▶ Requirement
Print every record below exactly as written.

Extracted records
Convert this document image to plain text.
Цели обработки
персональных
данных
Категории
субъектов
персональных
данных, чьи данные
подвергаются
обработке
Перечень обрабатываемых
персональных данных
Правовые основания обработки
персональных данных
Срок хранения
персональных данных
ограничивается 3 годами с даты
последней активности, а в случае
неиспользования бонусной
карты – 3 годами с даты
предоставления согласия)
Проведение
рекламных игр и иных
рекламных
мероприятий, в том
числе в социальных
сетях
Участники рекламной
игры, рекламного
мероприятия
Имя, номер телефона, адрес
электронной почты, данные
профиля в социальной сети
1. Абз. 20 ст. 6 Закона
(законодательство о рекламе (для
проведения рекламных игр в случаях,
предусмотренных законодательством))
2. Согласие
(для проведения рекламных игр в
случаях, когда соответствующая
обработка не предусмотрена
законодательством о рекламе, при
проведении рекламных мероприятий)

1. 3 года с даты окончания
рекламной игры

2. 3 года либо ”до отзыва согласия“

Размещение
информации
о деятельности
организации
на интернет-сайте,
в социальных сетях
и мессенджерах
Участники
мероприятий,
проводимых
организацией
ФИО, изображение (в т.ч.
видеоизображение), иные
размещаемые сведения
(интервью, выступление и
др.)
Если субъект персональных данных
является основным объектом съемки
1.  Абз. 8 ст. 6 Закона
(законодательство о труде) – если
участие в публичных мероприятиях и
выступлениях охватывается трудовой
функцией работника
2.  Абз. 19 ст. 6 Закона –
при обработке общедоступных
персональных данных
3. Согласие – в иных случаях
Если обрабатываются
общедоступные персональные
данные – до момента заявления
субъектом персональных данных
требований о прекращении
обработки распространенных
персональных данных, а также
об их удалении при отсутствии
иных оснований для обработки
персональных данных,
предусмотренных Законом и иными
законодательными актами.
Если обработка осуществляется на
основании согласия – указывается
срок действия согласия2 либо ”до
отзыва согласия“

▶ Response to this exercise
Convert this document image to plain text.
Цели обработки
персональных
данных
Категории
субъектов
персональных
данных, чьи данные
подвергаются
обработке
Перечень обрабатываемых
персональных данных
Правовые основания обработки
персональных данных
Срок хранения
персональных данных
ограничивается 3 годами с даты
последней активности, а в случае
неиспользования бонусной
карты – 3 годами с даты
предоставления согласия)
Проведение
рекламных игр и иных
рекламных
мероприятий, в том
числе в социальных
сетях
Участники рекламной
игры, рекламного
мероприятия
Имя, номер телефона, адрес
электронной почты, данные
профиля в социальной сети
1. Абз. 20 ст. 6 Закона
(законодательство о рекламе (для
проведения рекламных игр в случаях,
предусмотренных законодательством))
2. Согласие
(для проведения рекламных игр в
случаях, когда соответствующая
обработка не предусмотрена
законодательством о рекламе, при
проведении рекламных мероприятий)

1. 3 года с даты окончания
рекламной игры

2. 3 года либо ”до отзыва согласия“

Размещение
информации
о деятельности
организации
на интернет-сайте,
в социальных сетях
и мессенджерах
Участники
мероприятий,
проводимых
организацией
ФИО, изображение (в т.ч.
видеоизображение), иные
размещаемые сведения
(интервью, выступление и
др.)
Если субъект персональных данных
является основным объектом съемки
1.  Абз. 8 ст. 6 Закона
(законодательство о труде) – если
участие в публичных мероприятиях и
выступлениях охватывается трудовой
функцией работника
2.  Абз. 19 ст. 6 Закона –
при обработке общедоступных
персональных данных
3. Согласие – в иных случаях
Если обрабатываются
общедоступные персональные
данные – до момента заявления
субъектом персональных данных
требований о прекращении
обработки распространенных
персональных данных, а также
об их удалении при отсутствии
иных оснований для обработки
персональных данных,
предусмотренных Законом и иными
законодательными актами.
Если обработка осуществляется на
основании согласия – указывается
срок действия согласия2 либо ”до
отзыва согласия“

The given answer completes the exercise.